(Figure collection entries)
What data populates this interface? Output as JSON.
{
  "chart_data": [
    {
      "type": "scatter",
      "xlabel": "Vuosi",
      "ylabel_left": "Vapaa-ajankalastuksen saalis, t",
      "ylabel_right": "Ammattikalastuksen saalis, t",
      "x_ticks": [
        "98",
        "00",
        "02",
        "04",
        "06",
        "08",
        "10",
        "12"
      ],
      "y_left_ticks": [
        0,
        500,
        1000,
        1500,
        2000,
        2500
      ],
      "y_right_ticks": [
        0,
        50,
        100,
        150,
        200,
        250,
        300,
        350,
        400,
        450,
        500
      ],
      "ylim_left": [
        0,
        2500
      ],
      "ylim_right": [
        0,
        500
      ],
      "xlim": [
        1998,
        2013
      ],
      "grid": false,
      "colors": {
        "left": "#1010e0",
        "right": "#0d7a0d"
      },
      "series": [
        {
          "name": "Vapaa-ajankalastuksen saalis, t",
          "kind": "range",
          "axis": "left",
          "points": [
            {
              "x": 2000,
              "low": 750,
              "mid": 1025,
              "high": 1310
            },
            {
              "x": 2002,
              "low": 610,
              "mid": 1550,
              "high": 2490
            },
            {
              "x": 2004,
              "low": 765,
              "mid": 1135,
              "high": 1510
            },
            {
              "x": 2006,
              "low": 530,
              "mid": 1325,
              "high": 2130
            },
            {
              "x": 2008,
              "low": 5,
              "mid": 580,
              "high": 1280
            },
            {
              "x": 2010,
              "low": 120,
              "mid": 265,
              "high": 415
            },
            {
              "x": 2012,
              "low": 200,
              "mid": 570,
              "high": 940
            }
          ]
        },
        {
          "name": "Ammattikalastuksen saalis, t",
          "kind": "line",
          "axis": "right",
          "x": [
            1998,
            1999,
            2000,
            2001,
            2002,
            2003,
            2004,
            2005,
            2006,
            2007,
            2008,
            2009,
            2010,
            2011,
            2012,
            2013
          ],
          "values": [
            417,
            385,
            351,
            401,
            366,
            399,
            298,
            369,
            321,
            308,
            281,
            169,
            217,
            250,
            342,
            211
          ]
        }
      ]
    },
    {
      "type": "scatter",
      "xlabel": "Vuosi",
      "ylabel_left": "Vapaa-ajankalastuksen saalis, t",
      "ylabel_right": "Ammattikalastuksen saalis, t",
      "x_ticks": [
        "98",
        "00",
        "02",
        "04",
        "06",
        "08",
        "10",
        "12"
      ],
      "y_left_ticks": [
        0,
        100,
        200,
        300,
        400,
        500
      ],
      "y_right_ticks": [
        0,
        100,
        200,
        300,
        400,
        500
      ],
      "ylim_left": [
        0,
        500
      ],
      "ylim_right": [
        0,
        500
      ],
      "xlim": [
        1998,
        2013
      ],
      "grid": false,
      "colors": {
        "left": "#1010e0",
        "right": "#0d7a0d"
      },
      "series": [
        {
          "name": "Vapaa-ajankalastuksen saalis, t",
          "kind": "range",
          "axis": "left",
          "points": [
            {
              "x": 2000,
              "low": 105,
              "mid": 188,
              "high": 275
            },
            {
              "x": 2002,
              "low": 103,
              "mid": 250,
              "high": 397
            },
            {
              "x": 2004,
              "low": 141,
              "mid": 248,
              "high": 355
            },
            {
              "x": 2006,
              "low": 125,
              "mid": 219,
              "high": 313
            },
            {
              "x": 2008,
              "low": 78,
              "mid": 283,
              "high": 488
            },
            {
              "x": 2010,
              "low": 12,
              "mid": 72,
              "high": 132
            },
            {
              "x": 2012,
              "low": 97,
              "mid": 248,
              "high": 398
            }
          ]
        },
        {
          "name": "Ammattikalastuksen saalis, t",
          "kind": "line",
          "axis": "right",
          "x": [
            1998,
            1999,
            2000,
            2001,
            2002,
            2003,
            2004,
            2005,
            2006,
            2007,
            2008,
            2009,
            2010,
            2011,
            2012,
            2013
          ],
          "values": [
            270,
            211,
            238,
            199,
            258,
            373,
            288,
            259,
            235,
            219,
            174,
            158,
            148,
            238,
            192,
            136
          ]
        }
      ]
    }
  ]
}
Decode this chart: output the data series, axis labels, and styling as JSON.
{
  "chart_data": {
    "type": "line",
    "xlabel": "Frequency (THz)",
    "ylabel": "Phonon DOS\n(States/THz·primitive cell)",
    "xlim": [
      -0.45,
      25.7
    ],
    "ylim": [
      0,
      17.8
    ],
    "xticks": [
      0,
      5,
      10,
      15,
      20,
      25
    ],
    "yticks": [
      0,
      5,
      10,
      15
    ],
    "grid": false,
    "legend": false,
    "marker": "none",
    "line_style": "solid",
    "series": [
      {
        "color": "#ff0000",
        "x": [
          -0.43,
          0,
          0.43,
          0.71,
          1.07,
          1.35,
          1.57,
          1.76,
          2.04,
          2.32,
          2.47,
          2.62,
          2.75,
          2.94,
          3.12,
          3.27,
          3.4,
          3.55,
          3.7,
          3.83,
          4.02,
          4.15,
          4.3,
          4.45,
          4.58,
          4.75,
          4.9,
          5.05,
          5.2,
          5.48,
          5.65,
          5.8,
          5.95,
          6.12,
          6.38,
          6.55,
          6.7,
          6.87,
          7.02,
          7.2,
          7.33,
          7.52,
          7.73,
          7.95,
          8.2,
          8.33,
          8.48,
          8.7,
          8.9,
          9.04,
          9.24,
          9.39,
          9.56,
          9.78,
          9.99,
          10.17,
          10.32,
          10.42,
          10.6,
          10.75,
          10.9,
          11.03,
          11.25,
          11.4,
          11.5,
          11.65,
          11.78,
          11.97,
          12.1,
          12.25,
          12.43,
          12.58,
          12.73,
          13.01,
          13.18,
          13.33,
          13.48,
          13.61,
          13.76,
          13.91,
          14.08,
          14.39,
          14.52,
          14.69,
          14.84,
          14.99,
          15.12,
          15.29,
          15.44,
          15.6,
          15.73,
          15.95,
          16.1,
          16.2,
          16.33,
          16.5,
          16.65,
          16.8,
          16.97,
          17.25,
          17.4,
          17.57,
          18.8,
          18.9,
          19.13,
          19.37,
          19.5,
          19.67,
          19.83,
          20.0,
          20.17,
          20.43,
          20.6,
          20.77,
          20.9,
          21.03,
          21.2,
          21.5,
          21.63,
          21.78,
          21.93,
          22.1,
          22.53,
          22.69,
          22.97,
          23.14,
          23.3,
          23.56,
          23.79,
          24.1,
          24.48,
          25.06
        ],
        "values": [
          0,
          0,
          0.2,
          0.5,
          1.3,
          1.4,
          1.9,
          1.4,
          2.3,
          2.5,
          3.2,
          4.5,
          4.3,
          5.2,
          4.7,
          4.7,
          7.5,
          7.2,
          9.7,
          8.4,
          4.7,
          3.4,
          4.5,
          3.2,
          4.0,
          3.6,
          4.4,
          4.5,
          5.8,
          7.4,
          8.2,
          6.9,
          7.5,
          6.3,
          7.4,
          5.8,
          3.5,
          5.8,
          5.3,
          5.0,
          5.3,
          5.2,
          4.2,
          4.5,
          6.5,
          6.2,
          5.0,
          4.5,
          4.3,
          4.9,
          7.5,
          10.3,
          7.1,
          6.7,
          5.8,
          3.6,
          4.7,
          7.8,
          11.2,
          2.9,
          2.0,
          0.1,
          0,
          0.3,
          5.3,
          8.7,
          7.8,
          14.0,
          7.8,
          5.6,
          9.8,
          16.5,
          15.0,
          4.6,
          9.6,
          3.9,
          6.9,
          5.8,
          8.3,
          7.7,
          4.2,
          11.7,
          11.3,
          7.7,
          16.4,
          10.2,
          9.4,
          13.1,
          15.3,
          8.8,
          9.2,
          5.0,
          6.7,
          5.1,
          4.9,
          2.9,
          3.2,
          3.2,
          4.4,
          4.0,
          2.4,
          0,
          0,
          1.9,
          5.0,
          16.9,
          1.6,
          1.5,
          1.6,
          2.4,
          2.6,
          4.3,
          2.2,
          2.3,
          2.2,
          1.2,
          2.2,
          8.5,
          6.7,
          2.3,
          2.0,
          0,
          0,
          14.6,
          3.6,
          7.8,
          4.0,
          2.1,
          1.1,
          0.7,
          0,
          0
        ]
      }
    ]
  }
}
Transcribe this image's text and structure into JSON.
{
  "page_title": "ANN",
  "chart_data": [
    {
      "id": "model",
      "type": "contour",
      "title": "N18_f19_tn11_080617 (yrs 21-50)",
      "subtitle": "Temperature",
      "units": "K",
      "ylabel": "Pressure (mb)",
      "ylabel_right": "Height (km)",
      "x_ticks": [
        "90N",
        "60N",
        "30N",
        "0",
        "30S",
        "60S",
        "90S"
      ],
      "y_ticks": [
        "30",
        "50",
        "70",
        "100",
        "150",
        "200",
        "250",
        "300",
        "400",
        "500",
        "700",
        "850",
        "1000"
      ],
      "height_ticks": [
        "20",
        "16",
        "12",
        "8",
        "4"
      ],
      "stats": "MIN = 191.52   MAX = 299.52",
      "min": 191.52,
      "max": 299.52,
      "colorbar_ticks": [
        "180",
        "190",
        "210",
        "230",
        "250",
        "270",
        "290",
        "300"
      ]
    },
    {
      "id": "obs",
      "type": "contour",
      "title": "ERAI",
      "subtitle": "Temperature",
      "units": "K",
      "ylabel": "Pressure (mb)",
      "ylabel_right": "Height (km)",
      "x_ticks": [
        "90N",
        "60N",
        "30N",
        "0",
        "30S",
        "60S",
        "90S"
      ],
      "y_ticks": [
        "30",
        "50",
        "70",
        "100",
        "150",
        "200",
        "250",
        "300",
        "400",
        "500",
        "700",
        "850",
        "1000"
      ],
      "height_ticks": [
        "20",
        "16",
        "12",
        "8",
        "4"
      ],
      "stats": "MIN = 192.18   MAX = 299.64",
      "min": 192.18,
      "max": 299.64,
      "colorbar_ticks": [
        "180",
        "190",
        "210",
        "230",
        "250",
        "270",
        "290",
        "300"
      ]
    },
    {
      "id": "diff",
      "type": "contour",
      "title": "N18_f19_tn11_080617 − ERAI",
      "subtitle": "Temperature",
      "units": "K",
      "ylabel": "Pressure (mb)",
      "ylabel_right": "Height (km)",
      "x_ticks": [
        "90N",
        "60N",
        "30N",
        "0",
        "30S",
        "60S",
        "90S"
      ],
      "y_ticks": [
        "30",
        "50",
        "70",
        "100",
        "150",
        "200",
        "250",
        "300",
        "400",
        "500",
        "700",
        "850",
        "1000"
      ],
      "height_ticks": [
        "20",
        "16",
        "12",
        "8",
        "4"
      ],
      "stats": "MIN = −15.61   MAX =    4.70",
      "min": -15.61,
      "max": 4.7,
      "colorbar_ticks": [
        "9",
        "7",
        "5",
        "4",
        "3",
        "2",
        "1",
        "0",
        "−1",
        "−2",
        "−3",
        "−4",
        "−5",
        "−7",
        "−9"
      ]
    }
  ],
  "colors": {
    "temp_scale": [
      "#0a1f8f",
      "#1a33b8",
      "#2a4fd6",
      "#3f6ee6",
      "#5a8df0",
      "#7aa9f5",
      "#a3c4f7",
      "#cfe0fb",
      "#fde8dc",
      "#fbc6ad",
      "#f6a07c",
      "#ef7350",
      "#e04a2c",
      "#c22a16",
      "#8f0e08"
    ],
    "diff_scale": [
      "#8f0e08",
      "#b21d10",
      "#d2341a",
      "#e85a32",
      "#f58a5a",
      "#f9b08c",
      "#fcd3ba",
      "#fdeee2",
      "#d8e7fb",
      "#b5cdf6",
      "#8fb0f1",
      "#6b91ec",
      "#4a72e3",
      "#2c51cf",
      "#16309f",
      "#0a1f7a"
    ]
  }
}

*To do:*
Pick out each line containing the string "this" and copy it.

*Full output:*
What data populates this interface? Output as JSON.
Decode this chart: output the data series, axis labels, and styling as JSON.
Transcribe this image's text and structure into JSON.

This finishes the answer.